**WHAT YOU HAVE TO DO**.
Reproduce every entry in the listing without alteration.

+ + + +

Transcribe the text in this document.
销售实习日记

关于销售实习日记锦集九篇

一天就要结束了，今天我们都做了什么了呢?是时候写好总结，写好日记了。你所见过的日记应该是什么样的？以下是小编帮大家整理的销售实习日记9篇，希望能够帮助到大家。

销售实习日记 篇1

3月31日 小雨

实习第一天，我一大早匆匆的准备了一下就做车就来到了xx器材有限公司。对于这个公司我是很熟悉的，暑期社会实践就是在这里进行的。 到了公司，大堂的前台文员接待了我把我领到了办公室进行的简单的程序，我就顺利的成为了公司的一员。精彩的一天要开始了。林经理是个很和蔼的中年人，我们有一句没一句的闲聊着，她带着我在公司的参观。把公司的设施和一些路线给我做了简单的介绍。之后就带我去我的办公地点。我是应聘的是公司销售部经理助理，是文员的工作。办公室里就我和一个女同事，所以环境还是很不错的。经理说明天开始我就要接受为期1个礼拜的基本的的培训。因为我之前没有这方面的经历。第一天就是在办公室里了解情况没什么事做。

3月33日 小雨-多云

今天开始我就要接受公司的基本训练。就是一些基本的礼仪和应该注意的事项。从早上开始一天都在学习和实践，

+ + + +

**OUTPUT FOR THIS EXERCISE**.
Transcribe the text in this document.
销售实习日记

关于销售实习日记锦集九篇

一天就要结束了，今天我们都做了什么了呢?是时候写好总结，写好日记了。你所见过的日记应该是什么样的？以下是小编帮大家整理的销售实习日记9篇，希望能够帮助到大家。

销售实习日记 篇1

3月31日 小雨

实习第一天，我一大早匆匆的准备了一下就做车就来到了xx器材有限公司。对于这个公司我是很熟悉的，暑期社会实践就是在这里进行的。 到了公司，大堂的前台文员接待了我把我领到了办公室进行的简单的程序，我就顺利的成为了公司的一员。精彩的一天要开始了。林经理是个很和蔼的中年人，我们有一句没一句的闲聊着，她带着我在公司的参观。把公司的设施和一些路线给我做了简单的介绍。之后就带我去我的办公地点。我是应聘的是公司销售部经理助理，是文员的工作。办公室里就我和一个女同事，所以环境还是很不错的。经理说明天开始我就要接受为期1个礼拜的基本的的培训。因为我之前没有这方面的经历。第一天就是在办公室里了解情况没什么事做。

3月33日 小雨-多云

今天开始我就要接受公司的基本训练。就是一些基本的礼仪和应该注意的事项。从早上开始一天都在学习和实践，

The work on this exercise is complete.